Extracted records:
— BEGIN —
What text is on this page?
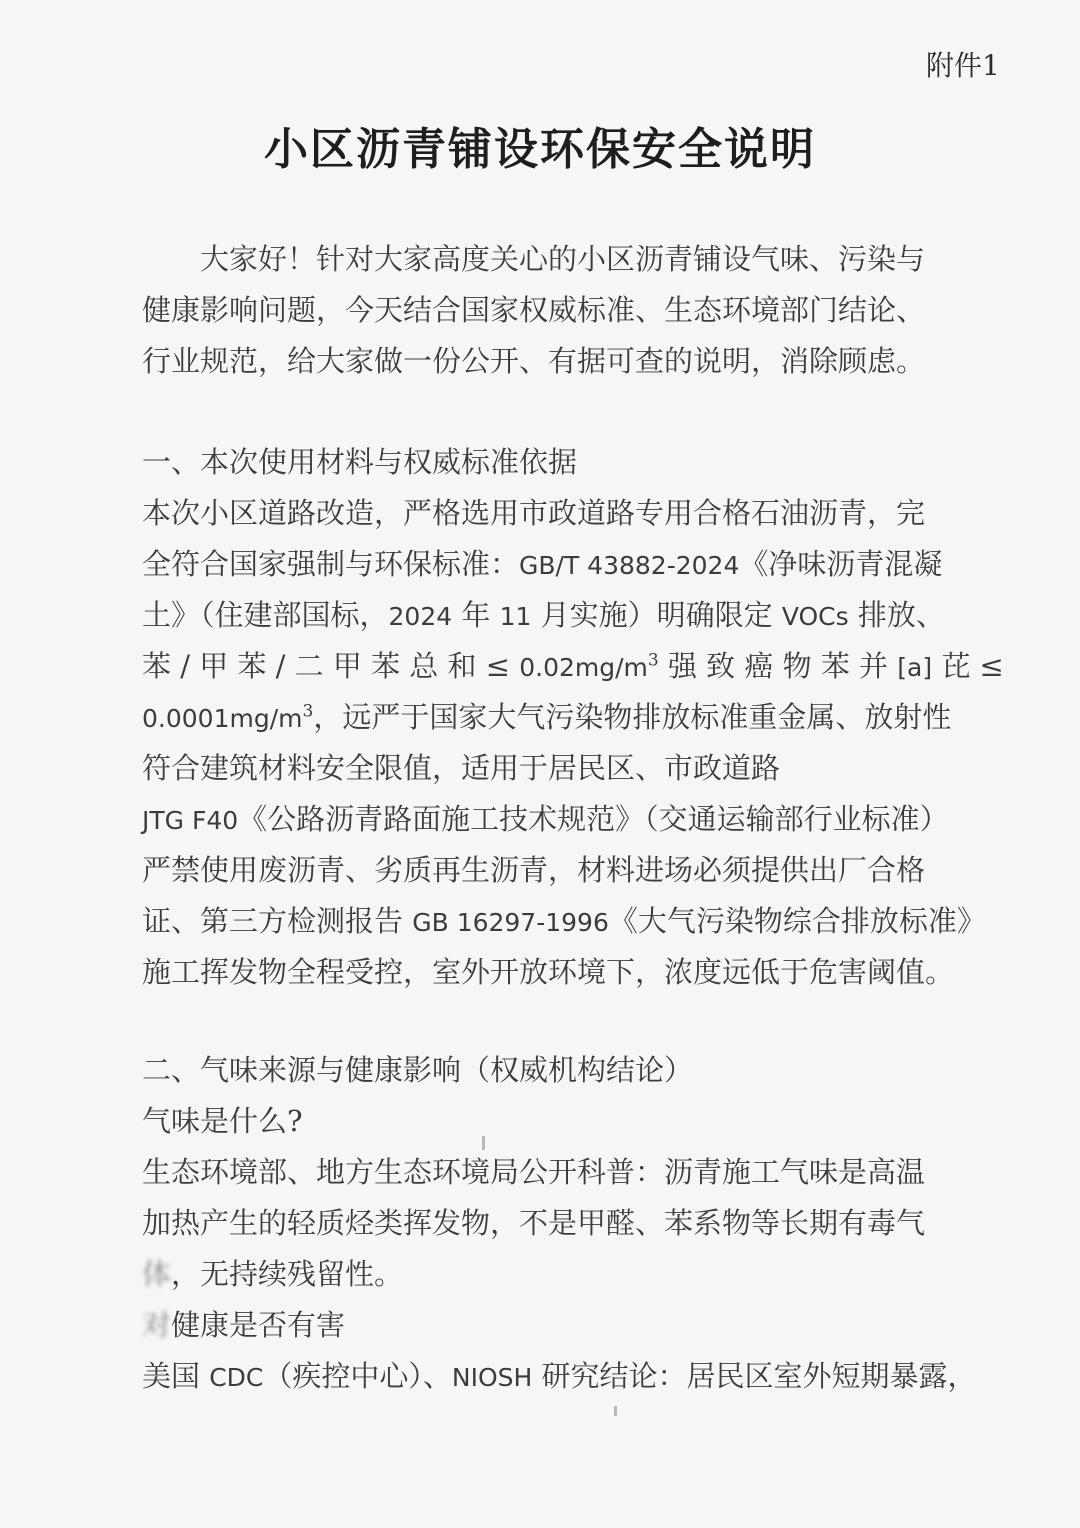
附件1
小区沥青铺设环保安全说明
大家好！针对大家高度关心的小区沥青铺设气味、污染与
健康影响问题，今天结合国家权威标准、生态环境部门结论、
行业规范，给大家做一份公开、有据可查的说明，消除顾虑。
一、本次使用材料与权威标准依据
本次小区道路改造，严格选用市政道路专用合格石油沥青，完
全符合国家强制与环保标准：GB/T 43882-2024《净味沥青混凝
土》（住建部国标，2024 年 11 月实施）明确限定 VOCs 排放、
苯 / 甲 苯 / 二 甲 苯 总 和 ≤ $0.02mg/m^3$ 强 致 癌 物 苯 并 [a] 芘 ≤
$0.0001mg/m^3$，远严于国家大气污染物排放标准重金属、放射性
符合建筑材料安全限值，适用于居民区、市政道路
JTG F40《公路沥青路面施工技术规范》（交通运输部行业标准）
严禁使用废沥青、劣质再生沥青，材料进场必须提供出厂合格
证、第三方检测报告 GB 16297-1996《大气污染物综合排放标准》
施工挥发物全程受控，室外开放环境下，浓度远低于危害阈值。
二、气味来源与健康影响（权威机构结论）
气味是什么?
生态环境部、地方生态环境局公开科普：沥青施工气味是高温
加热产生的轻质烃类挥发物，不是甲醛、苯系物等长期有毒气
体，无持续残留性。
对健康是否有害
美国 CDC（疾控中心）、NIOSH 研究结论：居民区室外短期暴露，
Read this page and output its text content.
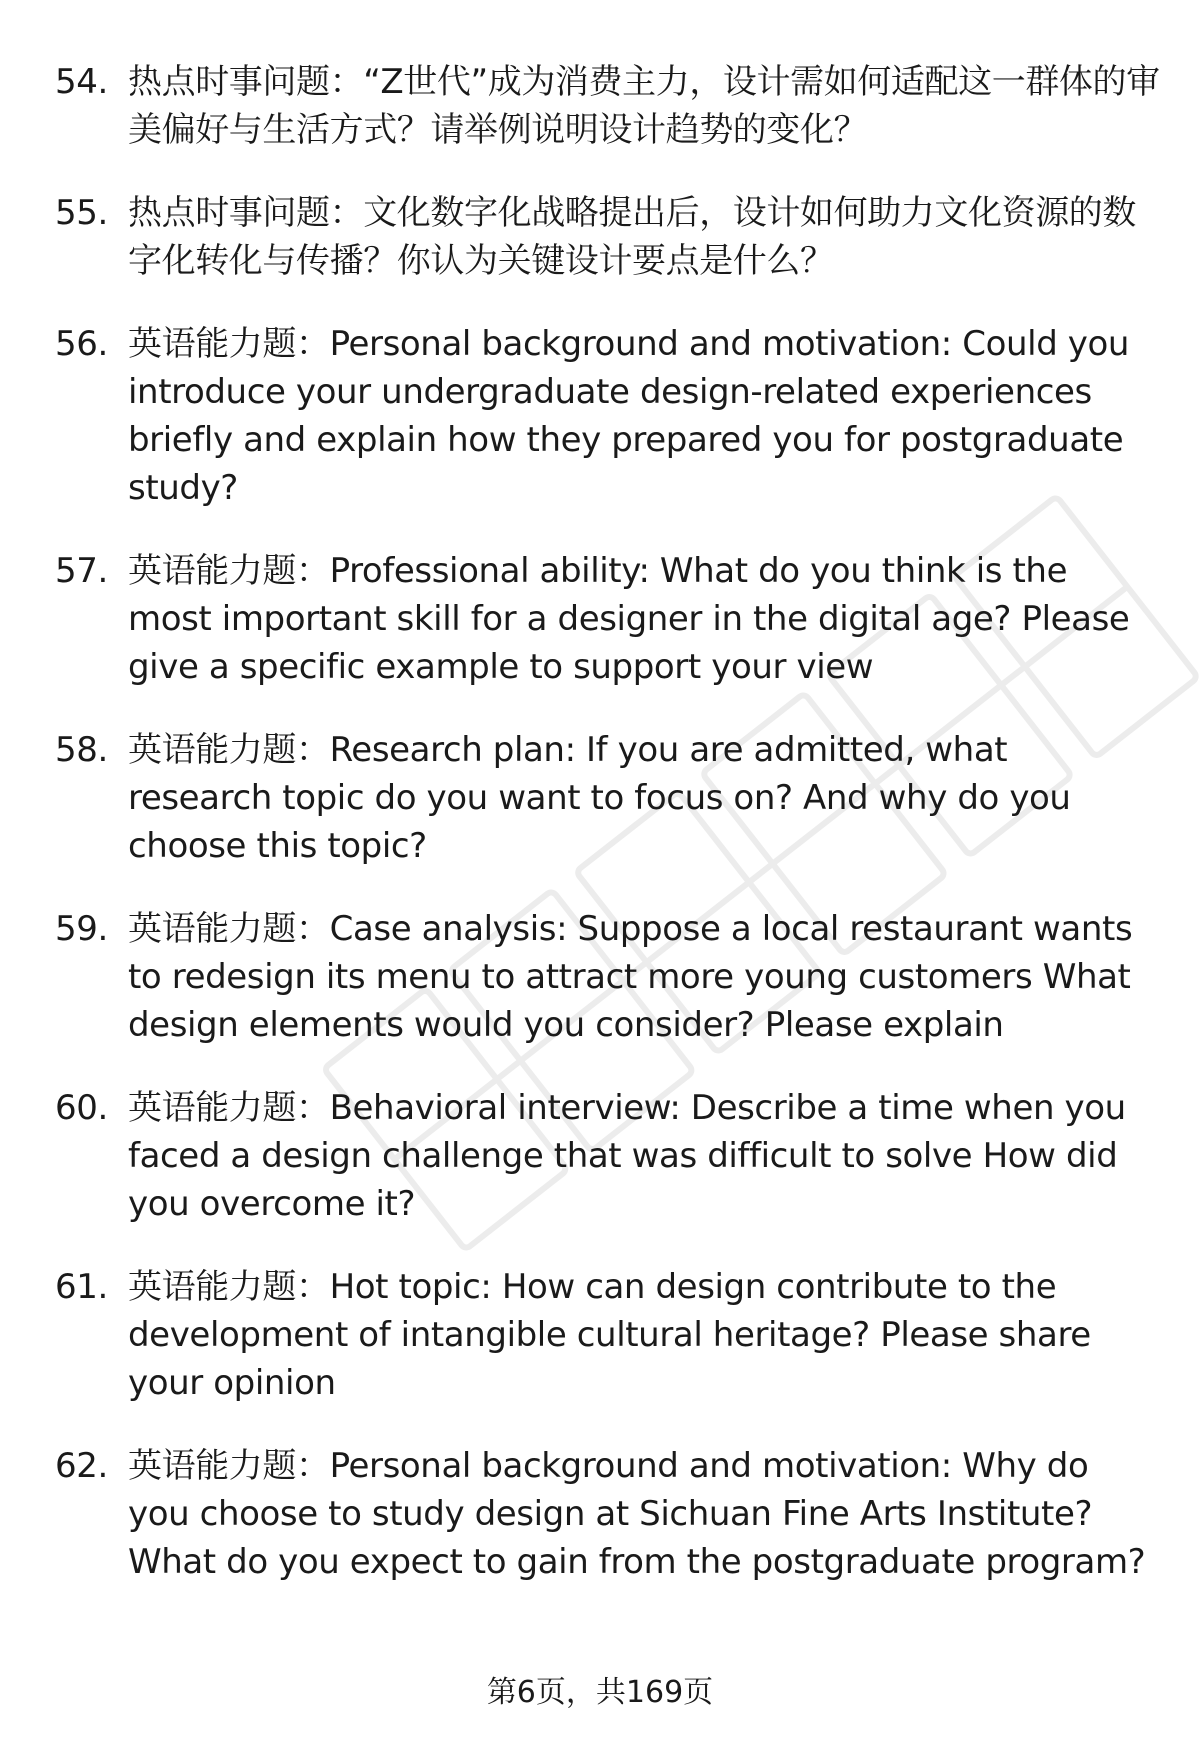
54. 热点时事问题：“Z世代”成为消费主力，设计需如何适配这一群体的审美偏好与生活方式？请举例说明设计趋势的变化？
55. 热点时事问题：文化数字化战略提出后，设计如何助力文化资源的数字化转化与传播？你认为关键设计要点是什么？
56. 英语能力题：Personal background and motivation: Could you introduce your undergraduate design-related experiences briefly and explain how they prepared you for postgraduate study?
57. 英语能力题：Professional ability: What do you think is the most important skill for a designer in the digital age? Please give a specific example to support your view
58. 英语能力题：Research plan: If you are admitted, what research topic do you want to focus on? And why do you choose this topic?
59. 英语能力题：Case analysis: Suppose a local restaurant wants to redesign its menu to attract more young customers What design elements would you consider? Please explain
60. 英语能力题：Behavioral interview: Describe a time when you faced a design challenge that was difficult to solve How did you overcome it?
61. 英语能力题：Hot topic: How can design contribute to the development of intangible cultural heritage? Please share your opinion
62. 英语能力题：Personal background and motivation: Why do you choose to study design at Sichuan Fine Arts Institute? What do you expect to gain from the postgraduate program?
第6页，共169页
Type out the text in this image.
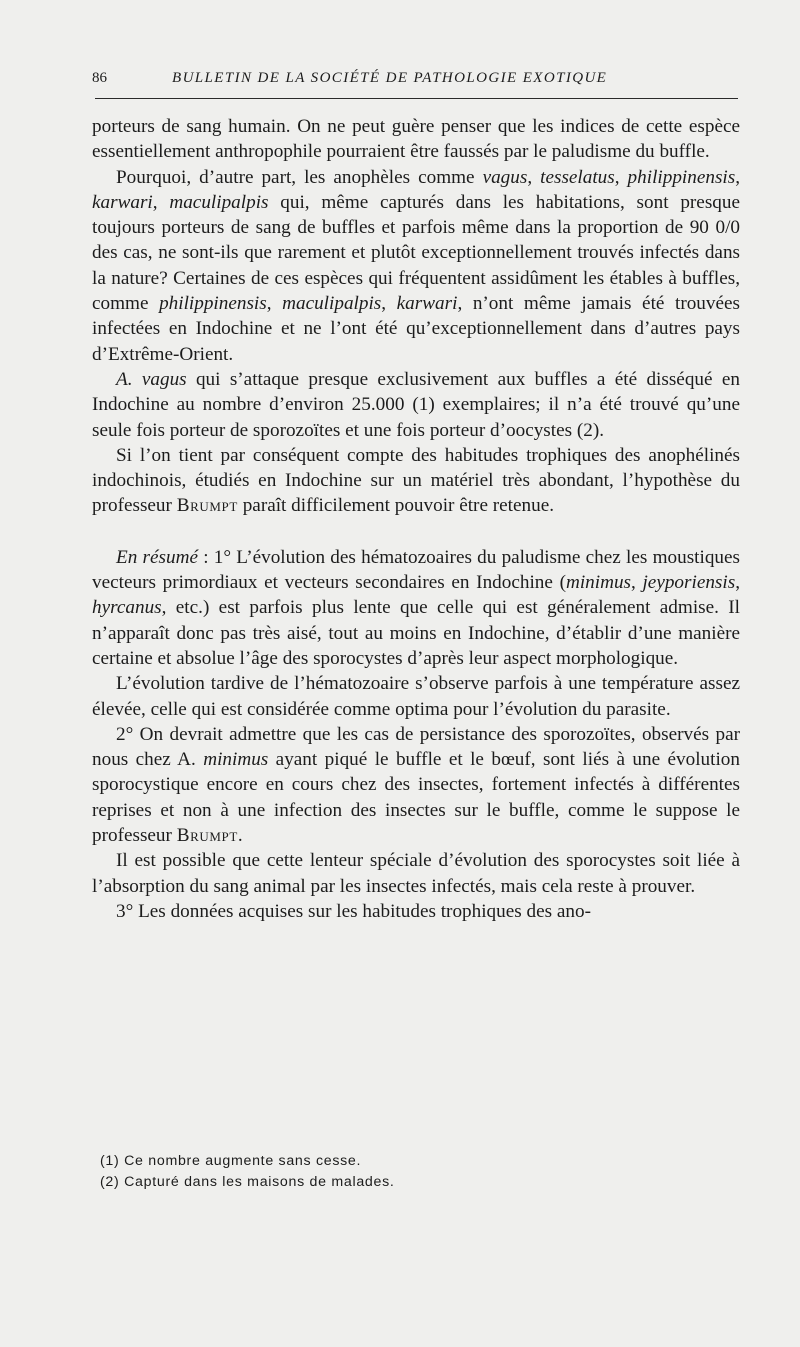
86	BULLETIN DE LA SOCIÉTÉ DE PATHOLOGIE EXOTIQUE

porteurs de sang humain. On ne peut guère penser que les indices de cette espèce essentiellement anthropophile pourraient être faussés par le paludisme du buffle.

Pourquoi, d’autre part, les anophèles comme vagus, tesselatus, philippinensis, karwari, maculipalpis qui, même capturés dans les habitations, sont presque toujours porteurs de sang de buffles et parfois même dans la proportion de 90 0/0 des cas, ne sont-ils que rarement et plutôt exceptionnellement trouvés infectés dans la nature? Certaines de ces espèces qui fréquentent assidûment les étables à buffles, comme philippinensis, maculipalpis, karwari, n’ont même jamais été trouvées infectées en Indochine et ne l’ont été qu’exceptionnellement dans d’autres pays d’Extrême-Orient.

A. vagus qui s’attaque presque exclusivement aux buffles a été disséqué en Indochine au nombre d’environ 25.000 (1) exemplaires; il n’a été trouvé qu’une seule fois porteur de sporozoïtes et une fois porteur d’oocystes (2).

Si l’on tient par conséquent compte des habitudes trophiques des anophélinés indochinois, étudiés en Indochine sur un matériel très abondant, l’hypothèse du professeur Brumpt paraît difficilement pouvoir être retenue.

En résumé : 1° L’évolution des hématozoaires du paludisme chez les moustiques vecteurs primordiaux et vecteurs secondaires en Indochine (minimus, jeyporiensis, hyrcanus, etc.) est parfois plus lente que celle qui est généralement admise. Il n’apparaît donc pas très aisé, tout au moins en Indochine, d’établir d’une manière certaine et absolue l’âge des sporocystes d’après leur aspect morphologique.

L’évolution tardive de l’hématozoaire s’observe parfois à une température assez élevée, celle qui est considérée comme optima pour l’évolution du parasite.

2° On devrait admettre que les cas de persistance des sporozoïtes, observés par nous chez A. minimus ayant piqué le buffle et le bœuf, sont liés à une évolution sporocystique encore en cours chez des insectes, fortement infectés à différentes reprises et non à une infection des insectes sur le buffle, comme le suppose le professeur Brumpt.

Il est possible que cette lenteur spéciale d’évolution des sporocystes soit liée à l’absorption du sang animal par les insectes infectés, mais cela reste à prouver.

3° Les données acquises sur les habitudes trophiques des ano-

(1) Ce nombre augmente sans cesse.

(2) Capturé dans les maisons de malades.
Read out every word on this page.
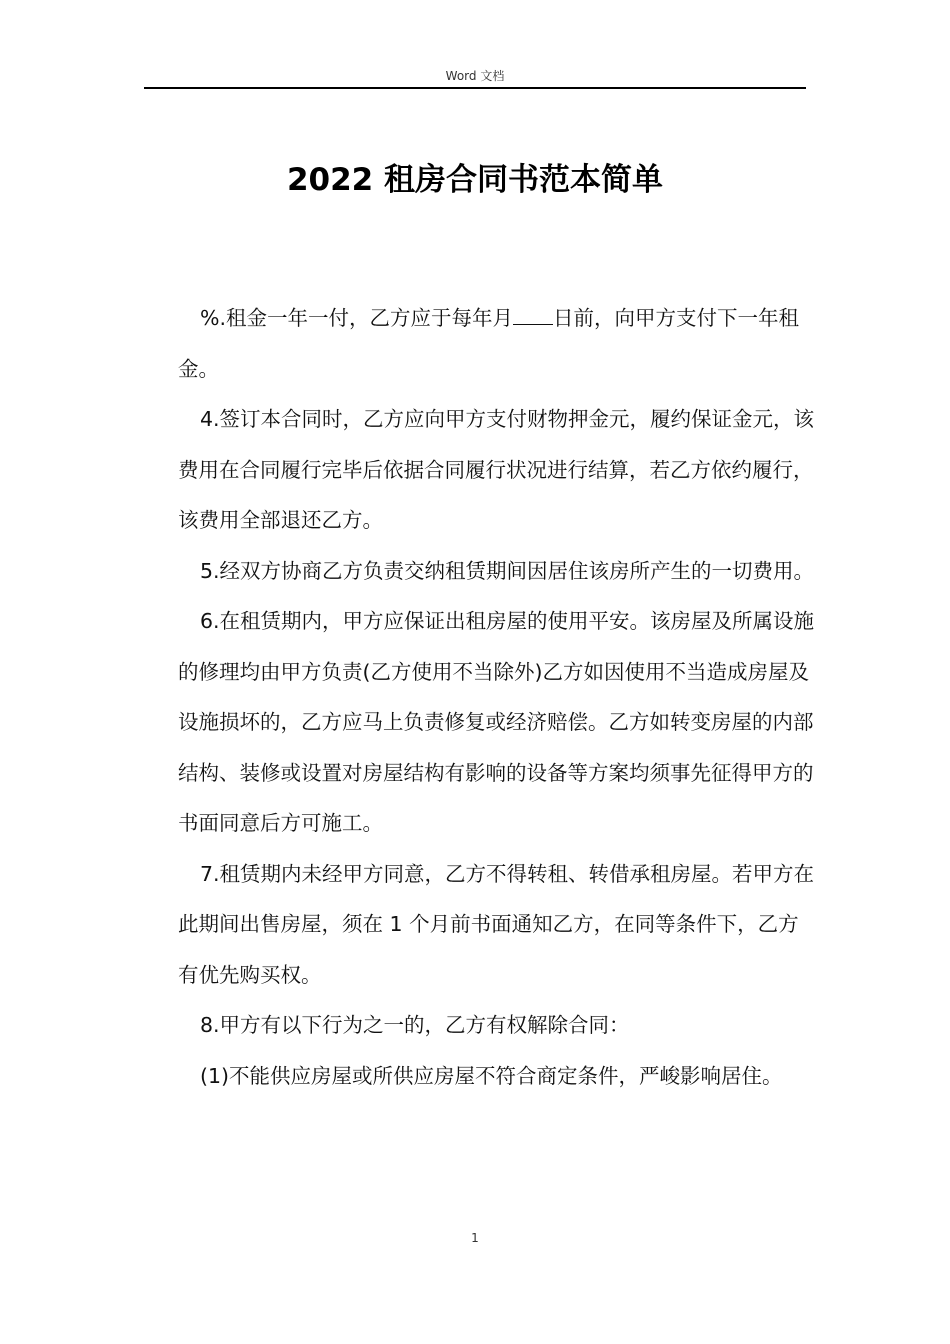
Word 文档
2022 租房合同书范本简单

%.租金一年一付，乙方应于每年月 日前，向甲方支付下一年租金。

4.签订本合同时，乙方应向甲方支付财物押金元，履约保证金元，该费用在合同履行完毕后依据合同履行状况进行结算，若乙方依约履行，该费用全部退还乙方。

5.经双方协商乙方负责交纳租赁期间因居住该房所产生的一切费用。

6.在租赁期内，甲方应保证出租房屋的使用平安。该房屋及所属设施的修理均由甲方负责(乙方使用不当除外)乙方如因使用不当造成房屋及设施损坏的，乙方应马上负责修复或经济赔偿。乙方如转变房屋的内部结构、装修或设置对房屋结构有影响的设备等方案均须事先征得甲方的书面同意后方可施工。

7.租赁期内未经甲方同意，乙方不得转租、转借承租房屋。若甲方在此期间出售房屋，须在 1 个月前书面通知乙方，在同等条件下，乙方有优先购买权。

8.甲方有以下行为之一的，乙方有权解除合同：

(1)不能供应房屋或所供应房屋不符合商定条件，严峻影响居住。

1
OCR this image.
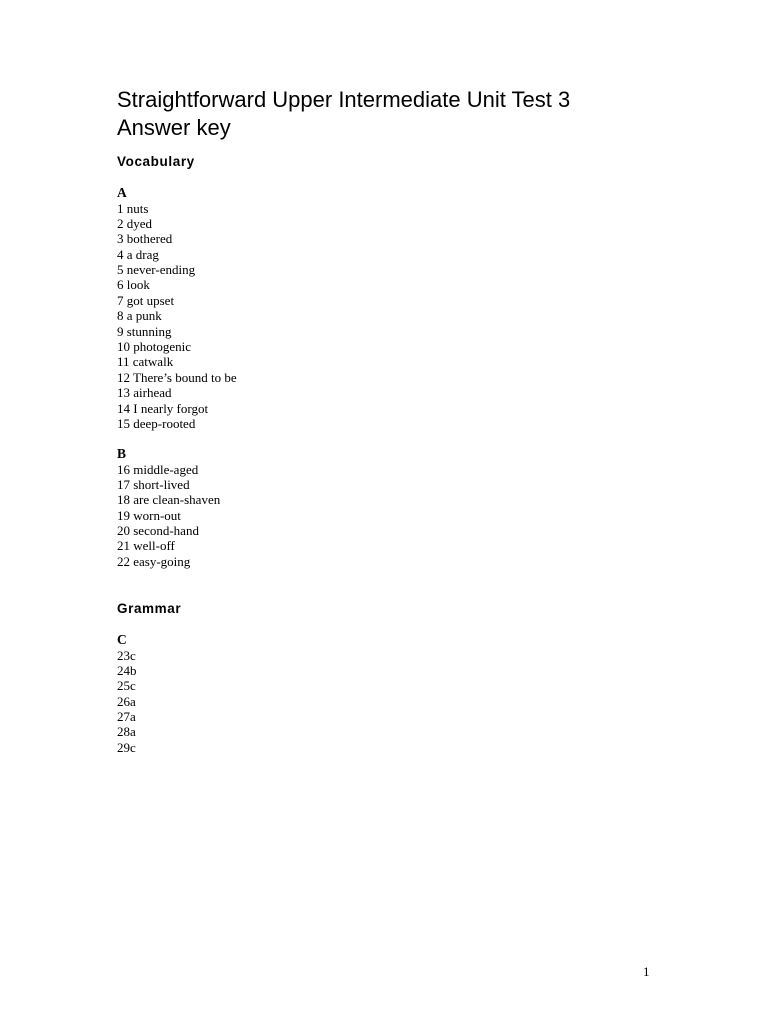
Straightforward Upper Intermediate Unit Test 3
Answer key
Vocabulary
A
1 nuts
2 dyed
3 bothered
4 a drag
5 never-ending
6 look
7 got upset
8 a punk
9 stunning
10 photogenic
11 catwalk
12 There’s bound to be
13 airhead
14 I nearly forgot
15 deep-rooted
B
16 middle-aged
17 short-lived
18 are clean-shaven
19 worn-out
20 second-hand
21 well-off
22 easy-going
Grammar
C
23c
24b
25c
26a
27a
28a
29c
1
— END —
*Task details*: Scan the material and collect every line that contains "chez".

*Output of the task*:
En résumé : 1° L’évolution des hématozoaires du paludisme chez les moustiques vecteurs primordiaux et vecteurs secondaires en Indochine (minimus, jeyporiensis, hyrcanus, etc.) est parfois plus lente que celle qui est généralement admise. Il n’apparaît donc pas très aisé, tout au moins en Indochine, d’établir d’une manière certaine et absolue l’âge des sporocystes d’après leur aspect morphologique.
2° On devrait admettre que les cas de persistance des sporozoïtes, observés par nous chez A. minimus ayant piqué le buffle et le bœuf, sont liés à une évolution sporocystique encore en cours chez des insectes, fortement infectés à différentes reprises et non à une infection des insectes sur le buffle, comme le suppose le professeur Brumpt.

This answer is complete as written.